**The exercise**
Identify each line holding the string "Salinity" and copy it.

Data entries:
=-=-=
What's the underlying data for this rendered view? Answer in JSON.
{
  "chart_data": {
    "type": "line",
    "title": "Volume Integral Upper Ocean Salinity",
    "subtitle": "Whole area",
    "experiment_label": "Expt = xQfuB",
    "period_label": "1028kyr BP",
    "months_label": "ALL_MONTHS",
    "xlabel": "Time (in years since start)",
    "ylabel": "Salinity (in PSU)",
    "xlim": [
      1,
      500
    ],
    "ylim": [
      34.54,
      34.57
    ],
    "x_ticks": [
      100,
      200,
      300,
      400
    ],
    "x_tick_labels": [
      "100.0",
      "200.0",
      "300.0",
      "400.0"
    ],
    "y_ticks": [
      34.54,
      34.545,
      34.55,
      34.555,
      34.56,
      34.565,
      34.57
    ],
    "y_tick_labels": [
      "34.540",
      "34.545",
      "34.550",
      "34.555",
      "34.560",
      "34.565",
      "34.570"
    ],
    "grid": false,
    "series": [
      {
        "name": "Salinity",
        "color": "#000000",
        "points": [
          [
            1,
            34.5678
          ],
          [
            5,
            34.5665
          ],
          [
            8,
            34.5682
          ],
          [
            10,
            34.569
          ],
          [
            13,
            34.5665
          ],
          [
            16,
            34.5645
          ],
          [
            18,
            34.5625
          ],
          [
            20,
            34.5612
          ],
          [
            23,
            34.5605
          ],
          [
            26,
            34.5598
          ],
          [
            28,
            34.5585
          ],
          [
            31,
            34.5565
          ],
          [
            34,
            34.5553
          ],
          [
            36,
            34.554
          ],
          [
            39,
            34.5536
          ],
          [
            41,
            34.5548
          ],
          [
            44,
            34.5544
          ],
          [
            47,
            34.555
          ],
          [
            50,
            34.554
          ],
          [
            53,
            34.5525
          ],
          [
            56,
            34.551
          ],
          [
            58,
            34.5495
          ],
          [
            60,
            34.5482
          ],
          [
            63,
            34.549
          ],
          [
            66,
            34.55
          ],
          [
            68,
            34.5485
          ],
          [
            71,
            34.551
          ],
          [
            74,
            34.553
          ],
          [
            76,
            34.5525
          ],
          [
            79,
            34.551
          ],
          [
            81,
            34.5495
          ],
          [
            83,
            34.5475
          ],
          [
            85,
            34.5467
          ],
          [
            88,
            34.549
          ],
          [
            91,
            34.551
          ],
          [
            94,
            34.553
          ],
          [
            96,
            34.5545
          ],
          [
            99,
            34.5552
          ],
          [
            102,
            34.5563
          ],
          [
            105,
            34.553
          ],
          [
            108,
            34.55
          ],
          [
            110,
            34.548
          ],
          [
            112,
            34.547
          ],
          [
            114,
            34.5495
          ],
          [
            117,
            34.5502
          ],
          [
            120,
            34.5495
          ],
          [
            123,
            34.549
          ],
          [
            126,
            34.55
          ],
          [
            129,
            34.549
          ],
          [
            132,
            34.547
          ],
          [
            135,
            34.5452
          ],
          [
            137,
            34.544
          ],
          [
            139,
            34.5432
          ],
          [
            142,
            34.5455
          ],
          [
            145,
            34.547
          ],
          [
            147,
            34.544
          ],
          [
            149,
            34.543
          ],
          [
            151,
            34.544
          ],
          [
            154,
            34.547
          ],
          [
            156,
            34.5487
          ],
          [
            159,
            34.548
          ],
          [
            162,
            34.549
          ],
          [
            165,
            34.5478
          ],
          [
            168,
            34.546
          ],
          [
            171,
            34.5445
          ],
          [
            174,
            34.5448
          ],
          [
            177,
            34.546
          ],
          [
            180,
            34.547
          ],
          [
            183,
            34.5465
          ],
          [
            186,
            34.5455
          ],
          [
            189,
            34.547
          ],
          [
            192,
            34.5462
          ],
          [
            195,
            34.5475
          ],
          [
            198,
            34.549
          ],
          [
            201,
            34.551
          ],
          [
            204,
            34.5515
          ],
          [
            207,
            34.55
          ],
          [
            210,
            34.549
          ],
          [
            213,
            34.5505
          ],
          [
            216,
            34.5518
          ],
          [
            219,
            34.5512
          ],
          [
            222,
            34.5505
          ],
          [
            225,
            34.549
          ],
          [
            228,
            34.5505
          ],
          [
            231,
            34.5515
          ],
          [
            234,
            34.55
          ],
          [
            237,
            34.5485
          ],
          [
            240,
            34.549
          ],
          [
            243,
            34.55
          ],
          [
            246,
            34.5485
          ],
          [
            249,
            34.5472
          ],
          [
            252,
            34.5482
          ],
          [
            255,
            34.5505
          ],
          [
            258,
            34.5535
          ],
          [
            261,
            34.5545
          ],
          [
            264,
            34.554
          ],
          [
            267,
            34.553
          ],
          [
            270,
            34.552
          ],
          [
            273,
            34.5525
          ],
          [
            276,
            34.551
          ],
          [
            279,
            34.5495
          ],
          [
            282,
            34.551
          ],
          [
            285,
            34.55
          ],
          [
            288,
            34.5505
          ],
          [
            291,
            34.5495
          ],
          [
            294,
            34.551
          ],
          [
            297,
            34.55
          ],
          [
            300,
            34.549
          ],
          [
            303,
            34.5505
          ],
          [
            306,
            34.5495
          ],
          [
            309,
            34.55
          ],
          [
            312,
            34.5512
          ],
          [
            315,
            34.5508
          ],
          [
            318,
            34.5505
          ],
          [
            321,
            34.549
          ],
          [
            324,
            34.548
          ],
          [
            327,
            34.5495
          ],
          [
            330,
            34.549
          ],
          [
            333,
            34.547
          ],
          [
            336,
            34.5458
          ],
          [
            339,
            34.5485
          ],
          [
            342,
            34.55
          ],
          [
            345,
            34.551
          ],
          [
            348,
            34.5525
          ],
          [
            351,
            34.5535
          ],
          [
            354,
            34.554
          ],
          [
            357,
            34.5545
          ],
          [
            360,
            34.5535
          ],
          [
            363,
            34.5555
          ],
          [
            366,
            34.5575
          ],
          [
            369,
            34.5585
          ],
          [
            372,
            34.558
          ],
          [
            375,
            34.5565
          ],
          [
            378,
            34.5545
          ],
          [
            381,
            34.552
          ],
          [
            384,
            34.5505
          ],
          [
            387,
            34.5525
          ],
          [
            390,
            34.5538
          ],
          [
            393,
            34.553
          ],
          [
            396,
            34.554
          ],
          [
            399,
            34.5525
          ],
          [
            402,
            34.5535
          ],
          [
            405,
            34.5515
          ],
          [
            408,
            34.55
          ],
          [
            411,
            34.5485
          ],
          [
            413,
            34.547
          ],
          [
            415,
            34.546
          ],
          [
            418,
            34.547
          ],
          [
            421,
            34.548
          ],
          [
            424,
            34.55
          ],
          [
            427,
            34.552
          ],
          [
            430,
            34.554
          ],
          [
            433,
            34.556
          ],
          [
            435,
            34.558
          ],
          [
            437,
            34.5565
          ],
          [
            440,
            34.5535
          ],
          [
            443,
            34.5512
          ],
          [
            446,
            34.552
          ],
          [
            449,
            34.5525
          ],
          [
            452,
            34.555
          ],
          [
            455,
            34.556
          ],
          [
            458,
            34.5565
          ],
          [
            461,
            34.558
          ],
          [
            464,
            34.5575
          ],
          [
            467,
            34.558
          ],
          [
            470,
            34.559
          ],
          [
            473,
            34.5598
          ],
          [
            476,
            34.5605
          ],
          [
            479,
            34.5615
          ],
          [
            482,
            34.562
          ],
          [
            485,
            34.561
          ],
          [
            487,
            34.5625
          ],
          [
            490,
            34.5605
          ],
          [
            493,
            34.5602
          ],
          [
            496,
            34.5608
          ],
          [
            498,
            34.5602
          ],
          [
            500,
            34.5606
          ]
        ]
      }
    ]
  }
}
=-=-=
**Solution for this problem**
    "title": "Volume Integral Upper Ocean Salinity",
    "ylabel": "Salinity (in PSU)",
        "name": "Salinity",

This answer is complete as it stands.